Your task is to give the data again, exactly, with every line intact.

Records from a collection of figures:
#####

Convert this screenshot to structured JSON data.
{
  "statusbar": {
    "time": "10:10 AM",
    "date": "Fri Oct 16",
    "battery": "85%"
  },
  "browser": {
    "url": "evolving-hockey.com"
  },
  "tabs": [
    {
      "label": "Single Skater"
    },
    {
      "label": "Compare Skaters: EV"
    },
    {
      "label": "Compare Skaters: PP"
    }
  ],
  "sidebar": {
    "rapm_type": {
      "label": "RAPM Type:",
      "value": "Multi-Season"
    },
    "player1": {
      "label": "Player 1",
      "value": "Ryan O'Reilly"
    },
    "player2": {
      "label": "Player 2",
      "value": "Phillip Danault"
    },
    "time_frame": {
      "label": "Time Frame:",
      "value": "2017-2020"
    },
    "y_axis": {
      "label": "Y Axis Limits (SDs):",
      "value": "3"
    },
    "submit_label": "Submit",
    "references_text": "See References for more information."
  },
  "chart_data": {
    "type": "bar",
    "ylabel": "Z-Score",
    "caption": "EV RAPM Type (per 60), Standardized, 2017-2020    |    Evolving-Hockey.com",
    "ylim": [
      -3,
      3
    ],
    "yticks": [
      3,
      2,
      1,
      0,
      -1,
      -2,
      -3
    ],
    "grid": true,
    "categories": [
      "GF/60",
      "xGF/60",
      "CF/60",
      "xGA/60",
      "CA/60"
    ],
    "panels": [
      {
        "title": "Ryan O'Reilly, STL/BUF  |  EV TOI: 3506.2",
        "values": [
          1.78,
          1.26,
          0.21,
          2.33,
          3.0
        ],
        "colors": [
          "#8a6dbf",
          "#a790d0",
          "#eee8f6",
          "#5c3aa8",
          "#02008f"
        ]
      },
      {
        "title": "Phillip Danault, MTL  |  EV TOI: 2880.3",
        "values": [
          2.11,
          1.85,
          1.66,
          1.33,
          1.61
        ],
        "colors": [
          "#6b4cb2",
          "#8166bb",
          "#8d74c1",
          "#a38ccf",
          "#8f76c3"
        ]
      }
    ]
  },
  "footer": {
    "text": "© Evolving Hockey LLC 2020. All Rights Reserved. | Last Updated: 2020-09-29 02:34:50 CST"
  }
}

#####

Complete output –
Convert this screenshot to structured JSON data.
{
  "statusbar": {
    "time": "10:10 AM",
    "date": "Fri Oct 16",
    "battery": "85%"
  },
  "browser": {
    "url": "evolving-hockey.com"
  },
  "tabs": [
    {
      "label": "Single Skater"
    },
    {
      "label": "Compare Skaters: EV"
    },
    {
      "label": "Compare Skaters: PP"
    }
  ],
  "sidebar": {
    "rapm_type": {
      "label": "RAPM Type:",
      "value": "Multi-Season"
    },
    "player1": {
      "label": "Player 1",
      "value": "Ryan O'Reilly"
    },
    "player2": {
      "label": "Player 2",
      "value": "Phillip Danault"
    },
    "time_frame": {
      "label": "Time Frame:",
      "value": "2017-2020"
    },
    "y_axis": {
      "label": "Y Axis Limits (SDs):",
      "value": "3"
    },
    "submit_label": "Submit",
    "references_text": "See References for more information."
  },
  "chart_data": {
    "type": "bar",
    "ylabel": "Z-Score",
    "caption": "EV RAPM Type (per 60), Standardized, 2017-2020    |    Evolving-Hockey.com",
    "ylim": [
      -3,
      3
    ],
    "yticks": [
      3,
      2,
      1,
      0,
      -1,
      -2,
      -3
    ],
    "grid": true,
    "categories": [
      "GF/60",
      "xGF/60",
      "CF/60",
      "xGA/60",
      "CA/60"
    ],
    "panels": [
      {
        "title": "Ryan O'Reilly, STL/BUF  |  EV TOI: 3506.2",
        "values": [
          1.78,
          1.26,
          0.21,
          2.33,
          3.0
        ],
        "colors": [
          "#8a6dbf",
          "#a790d0",
          "#eee8f6",
          "#5c3aa8",
          "#02008f"
        ]
      },
      {
        "title": "Phillip Danault, MTL  |  EV TOI: 2880.3",
        "values": [
          2.11,
          1.85,
          1.66,
          1.33,
          1.61
        ],
        "colors": [
          "#6b4cb2",
          "#8166bb",
          "#8d74c1",
          "#a38ccf",
          "#8f76c3"
        ]
      }
    ]
  },
  "footer": {
    "text": "© Evolving Hockey LLC 2020. All Rights Reserved. | Last Updated: 2020-09-29 02:34:50 CST"
  }
}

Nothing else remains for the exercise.